GOAL OF THE EXERCISE
Omit the pictures and output every entry below exactly as written.

RECORDS SHOWN

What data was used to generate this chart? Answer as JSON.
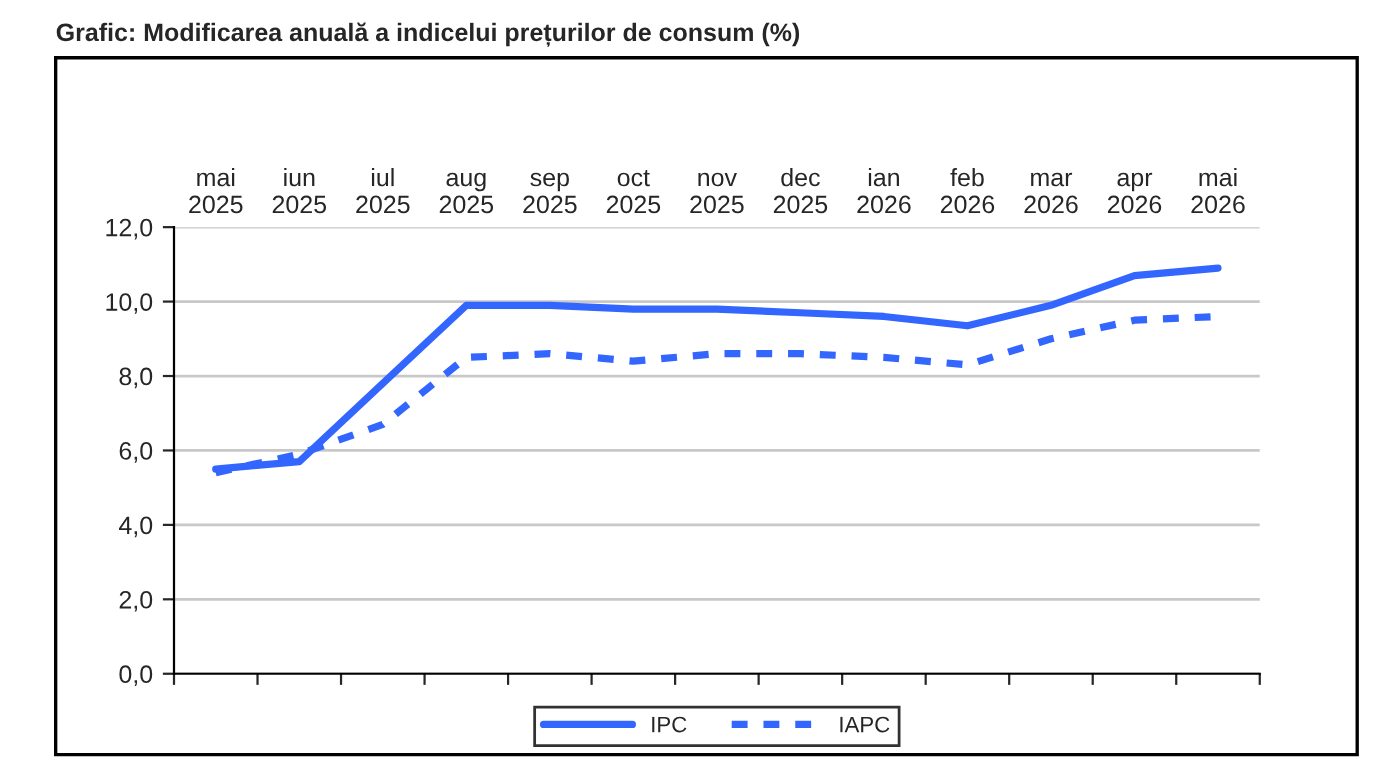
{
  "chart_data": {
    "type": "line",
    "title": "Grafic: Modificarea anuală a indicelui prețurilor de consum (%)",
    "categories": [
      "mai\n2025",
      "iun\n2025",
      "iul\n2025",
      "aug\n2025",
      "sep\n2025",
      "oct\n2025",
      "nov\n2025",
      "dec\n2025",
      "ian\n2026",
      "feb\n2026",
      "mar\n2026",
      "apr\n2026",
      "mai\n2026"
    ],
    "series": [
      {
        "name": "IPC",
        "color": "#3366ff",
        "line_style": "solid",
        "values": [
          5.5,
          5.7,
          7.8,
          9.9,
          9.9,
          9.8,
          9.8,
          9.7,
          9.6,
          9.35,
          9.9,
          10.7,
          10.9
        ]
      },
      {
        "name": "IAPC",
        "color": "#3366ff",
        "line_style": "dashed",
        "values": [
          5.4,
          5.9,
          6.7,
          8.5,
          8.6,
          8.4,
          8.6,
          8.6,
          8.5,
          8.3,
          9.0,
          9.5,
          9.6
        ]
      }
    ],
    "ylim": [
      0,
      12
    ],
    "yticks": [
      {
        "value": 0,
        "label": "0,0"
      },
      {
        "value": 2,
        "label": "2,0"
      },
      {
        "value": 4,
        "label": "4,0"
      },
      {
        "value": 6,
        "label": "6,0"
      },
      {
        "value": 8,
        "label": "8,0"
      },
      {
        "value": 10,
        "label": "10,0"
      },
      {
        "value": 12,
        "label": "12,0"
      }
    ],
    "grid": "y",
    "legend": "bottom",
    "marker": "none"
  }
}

RESULT OF THIS TASK
What data was used to generate this chart? Answer as JSON.
{
  "chart_data": {
    "type": "line",
    "title": "Grafic: Modificarea anuală a indicelui prețurilor de consum (%)",
    "categories": [
      "mai\n2025",
      "iun\n2025",
      "iul\n2025",
      "aug\n2025",
      "sep\n2025",
      "oct\n2025",
      "nov\n2025",
      "dec\n2025",
      "ian\n2026",
      "feb\n2026",
      "mar\n2026",
      "apr\n2026",
      "mai\n2026"
    ],
    "series": [
      {
        "name": "IPC",
        "color": "#3366ff",
        "line_style": "solid",
        "values": [
          5.5,
          5.7,
          7.8,
          9.9,
          9.9,
          9.8,
          9.8,
          9.7,
          9.6,
          9.35,
          9.9,
          10.7,
          10.9
        ]
      },
      {
        "name": "IAPC",
        "color": "#3366ff",
        "line_style": "dashed",
        "values": [
          5.4,
          5.9,
          6.7,
          8.5,
          8.6,
          8.4,
          8.6,
          8.6,
          8.5,
          8.3,
          9.0,
          9.5,
          9.6
        ]
      }
    ],
    "ylim": [
      0,
      12
    ],
    "yticks": [
      {
        "value": 0,
        "label": "0,0"
      },
      {
        "value": 2,
        "label": "2,0"
      },
      {
        "value": 4,
        "label": "4,0"
      },
      {
        "value": 6,
        "label": "6,0"
      },
      {
        "value": 8,
        "label": "8,0"
      },
      {
        "value": 10,
        "label": "10,0"
      },
      {
        "value": 12,
        "label": "12,0"
      }
    ],
    "grid": "y",
    "legend": "bottom",
    "marker": "none"
  }
}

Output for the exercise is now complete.